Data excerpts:
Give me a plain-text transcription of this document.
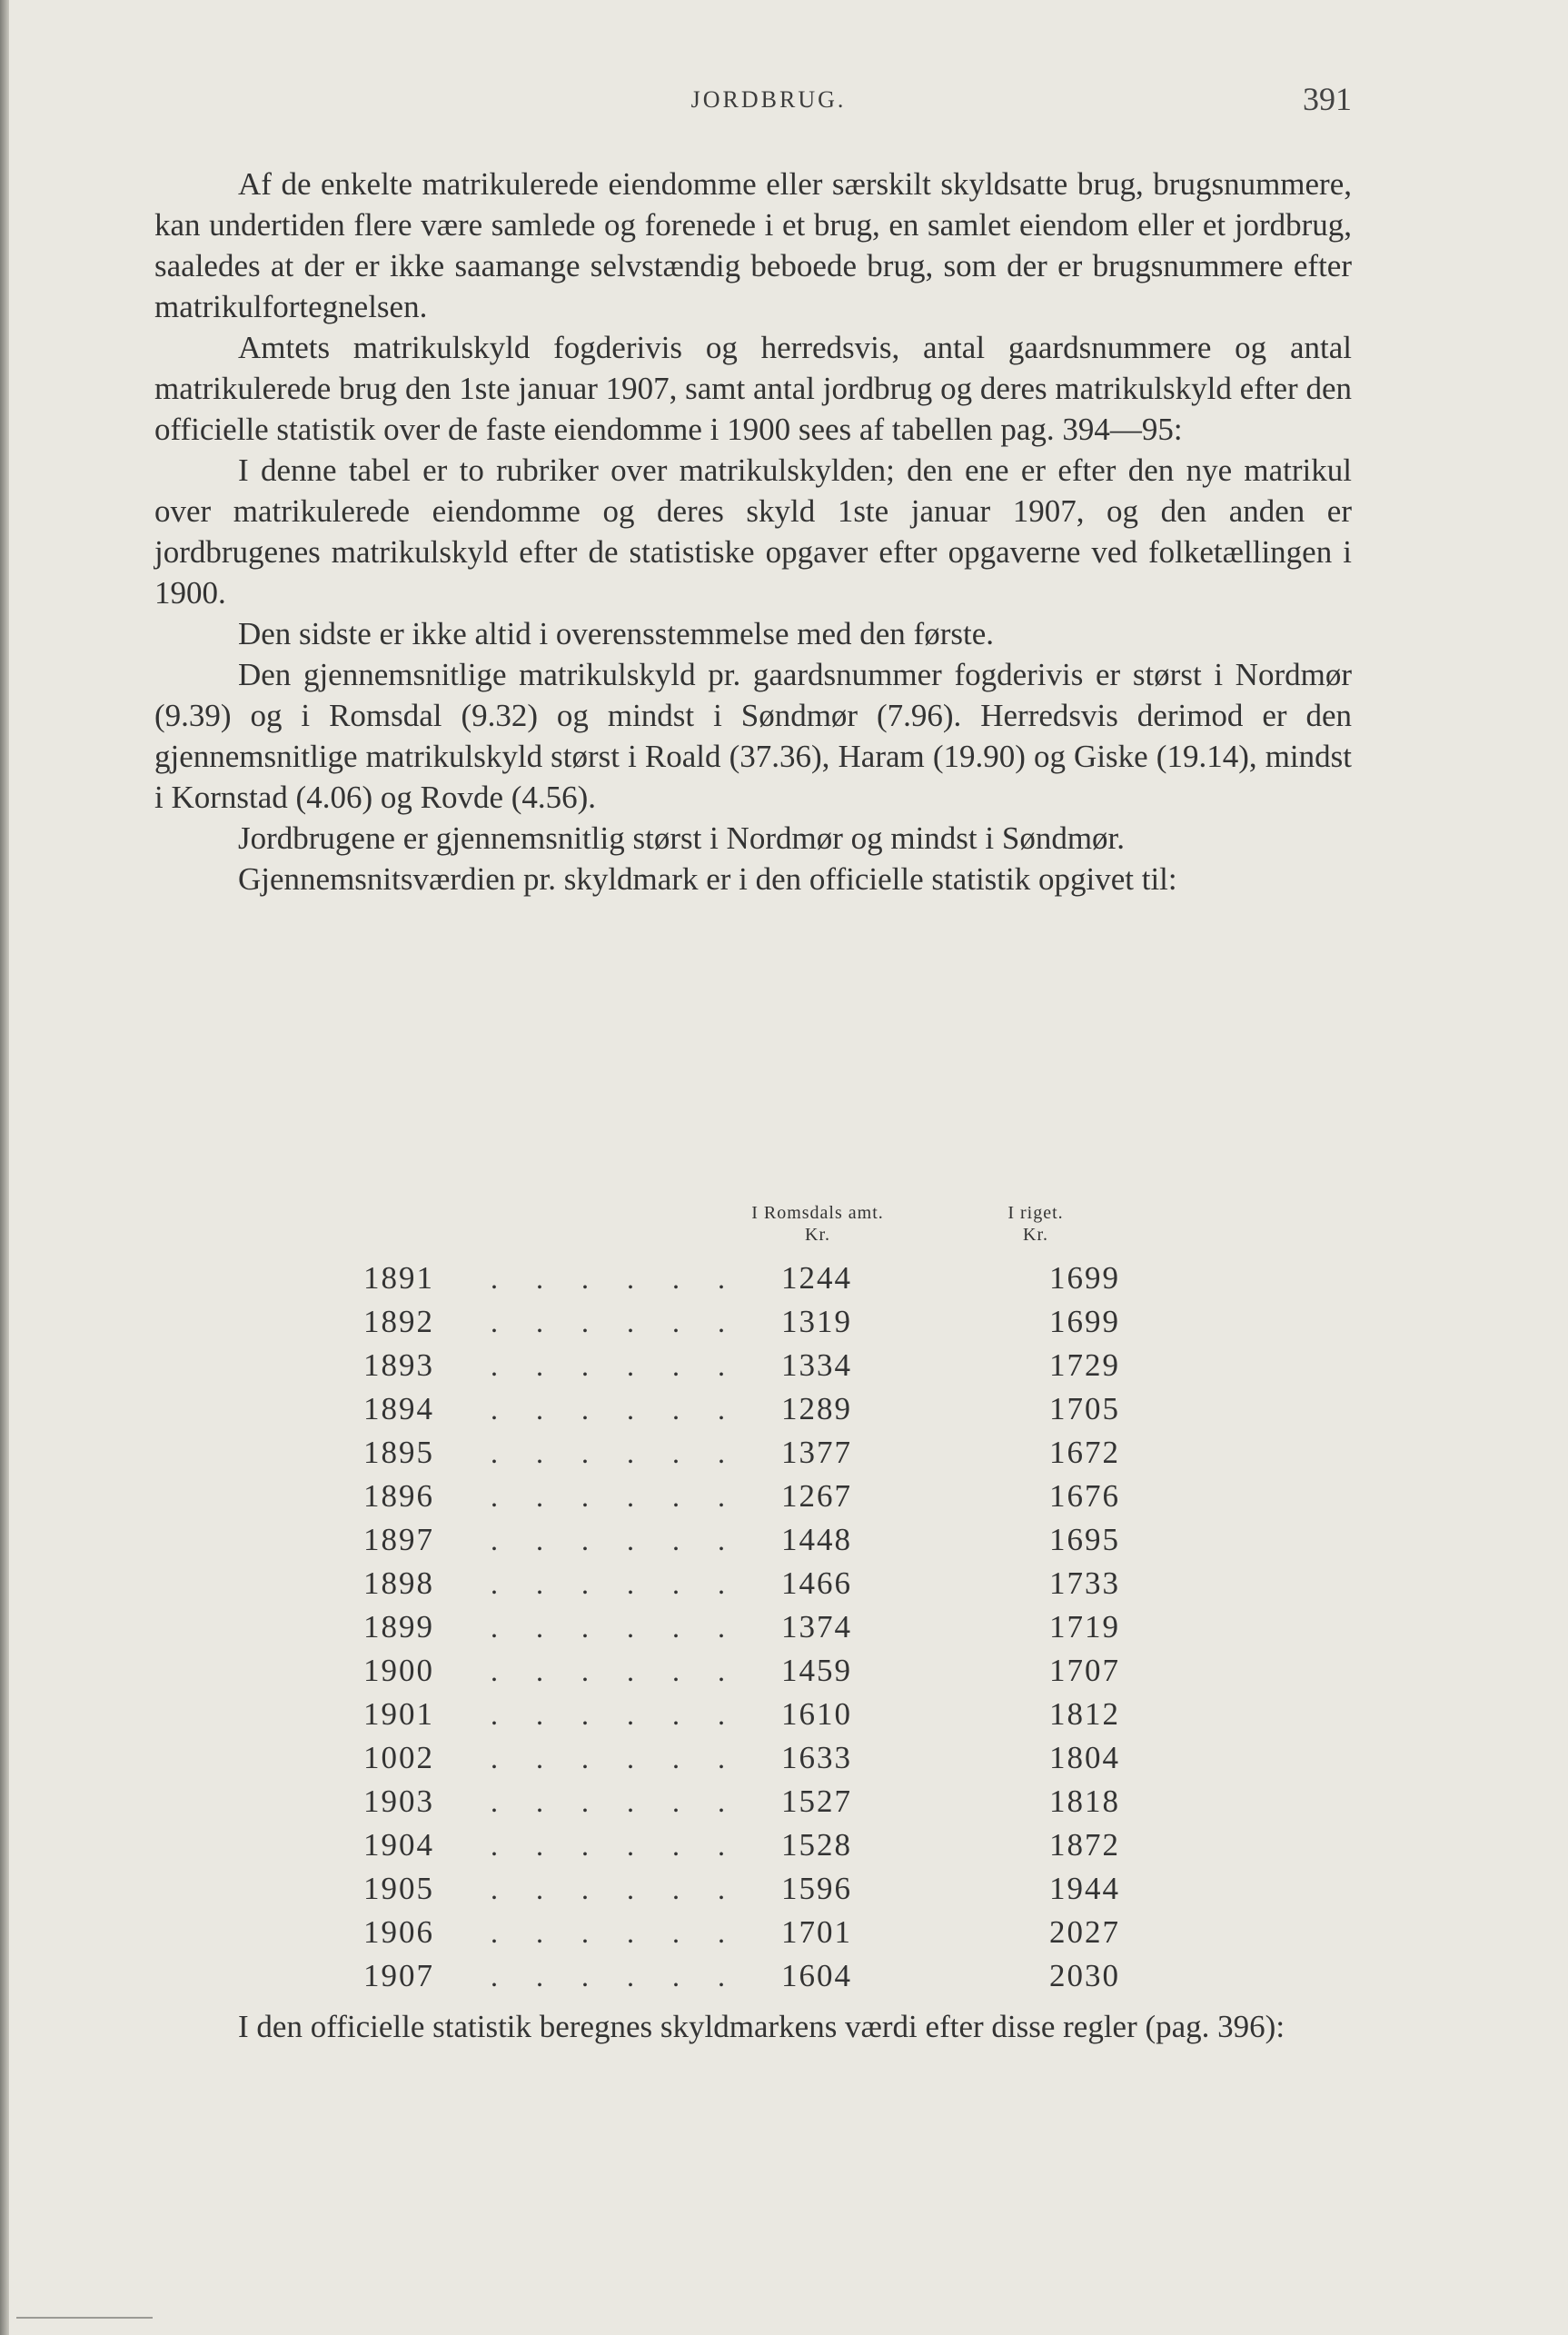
JORDBRUG.	391

Af de enkelte matrikulerede eiendomme eller særskilt skyldsatte brug, brugsnummere, kan undertiden flere være samlede og forenede i et brug, en samlet eiendom eller et jordbrug, saaledes at der er ikke saamange selvstændig beboede brug, som der er brugsnummere efter matrikulfortegnelsen.

Amtets matrikulskyld fogderivis og herredsvis, antal gaardsnummere og antal matrikulerede brug den 1ste januar 1907, samt antal jordbrug og deres matrikulskyld efter den officielle statistik over de faste eiendomme i 1900 sees af tabellen pag. 394—95:

I denne tabel er to rubriker over matrikulskylden; den ene er efter den nye matrikul over matrikulerede eiendomme og deres skyld 1ste januar 1907, og den anden er jordbrugenes matrikulskyld efter de statistiske opgaver efter opgaverne ved folketællingen i 1900.

Den sidste er ikke altid i overensstemmelse med den første.

Den gjennemsnitlige matrikulskyld pr. gaardsnummer fogderivis er størst i Nordmør (9.39) og i Romsdal (9.32) og mindst i Søndmør (7.96). Herredsvis derimod er den gjennemsnitlige matrikulskyld størst i Roald (37.36), Haram (19.90) og Giske (19.14), mindst i Kornstad (4.06) og Rovde (4.56).

Jordbrugene er gjennemsnitlig størst i Nordmør og mindst i Søndmør.

Gjennemsnitsværdien pr. skyldmark er i den officielle statistik opgivet til:

I Romsdals amt.
Kr.
I riget.
Kr.
1891	. . . . . .	1244	1699
1892	. . . . . .	1319	1699
1893	. . . . . .	1334	1729
1894	. . . . . .	1289	1705
1895	. . . . . .	1377	1672
1896	. . . . . .	1267	1676
1897	. . . . . .	1448	1695
1898	. . . . . .	1466	1733
1899	. . . . . .	1374	1719
1900	. . . . . .	1459	1707
1901	. . . . . .	1610	1812
1002	. . . . . .	1633	1804
1903	. . . . . .	1527	1818
1904	. . . . . .	1528	1872
1905	. . . . . .	1596	1944
1906	. . . . . .	1701	2027
1907	. . . . . .	1604	2030

I den officielle statistik beregnes skyldmarkens værdi efter disse regler (pag. 396):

What is being asked - You are asked to output the records precisely as they appear, minus any pictures.

Response to the task -
Give me a plain-text transcription of this document.
JORDBRUG.	391

Af de enkelte matrikulerede eiendomme eller særskilt skyldsatte brug, brugsnummere, kan undertiden flere være samlede og forenede i et brug, en samlet eiendom eller et jordbrug, saaledes at der er ikke saamange selvstændig beboede brug, som der er brugsnummere efter matrikulfortegnelsen.

Amtets matrikulskyld fogderivis og herredsvis, antal gaardsnummere og antal matrikulerede brug den 1ste januar 1907, samt antal jordbrug og deres matrikulskyld efter den officielle statistik over de faste eiendomme i 1900 sees af tabellen pag. 394—95:

I denne tabel er to rubriker over matrikulskylden; den ene er efter den nye matrikul over matrikulerede eiendomme og deres skyld 1ste januar 1907, og den anden er jordbrugenes matrikulskyld efter de statistiske opgaver efter opgaverne ved folketællingen i 1900.

Den sidste er ikke altid i overensstemmelse med den første.

Den gjennemsnitlige matrikulskyld pr. gaardsnummer fogderivis er størst i Nordmør (9.39) og i Romsdal (9.32) og mindst i Søndmør (7.96). Herredsvis derimod er den gjennemsnitlige matrikulskyld størst i Roald (37.36), Haram (19.90) og Giske (19.14), mindst i Kornstad (4.06) og Rovde (4.56).

Jordbrugene er gjennemsnitlig størst i Nordmør og mindst i Søndmør.

Gjennemsnitsværdien pr. skyldmark er i den officielle statistik opgivet til:

I Romsdals amt.
Kr.
I riget.
Kr.
1891	. . . . . .	1244	1699
1892	. . . . . .	1319	1699
1893	. . . . . .	1334	1729
1894	. . . . . .	1289	1705
1895	. . . . . .	1377	1672
1896	. . . . . .	1267	1676
1897	. . . . . .	1448	1695
1898	. . . . . .	1466	1733
1899	. . . . . .	1374	1719
1900	. . . . . .	1459	1707
1901	. . . . . .	1610	1812
1002	. . . . . .	1633	1804
1903	. . . . . .	1527	1818
1904	. . . . . .	1528	1872
1905	. . . . . .	1596	1944
1906	. . . . . .	1701	2027
1907	. . . . . .	1604	2030

I den officielle statistik beregnes skyldmarkens værdi efter disse regler (pag. 396):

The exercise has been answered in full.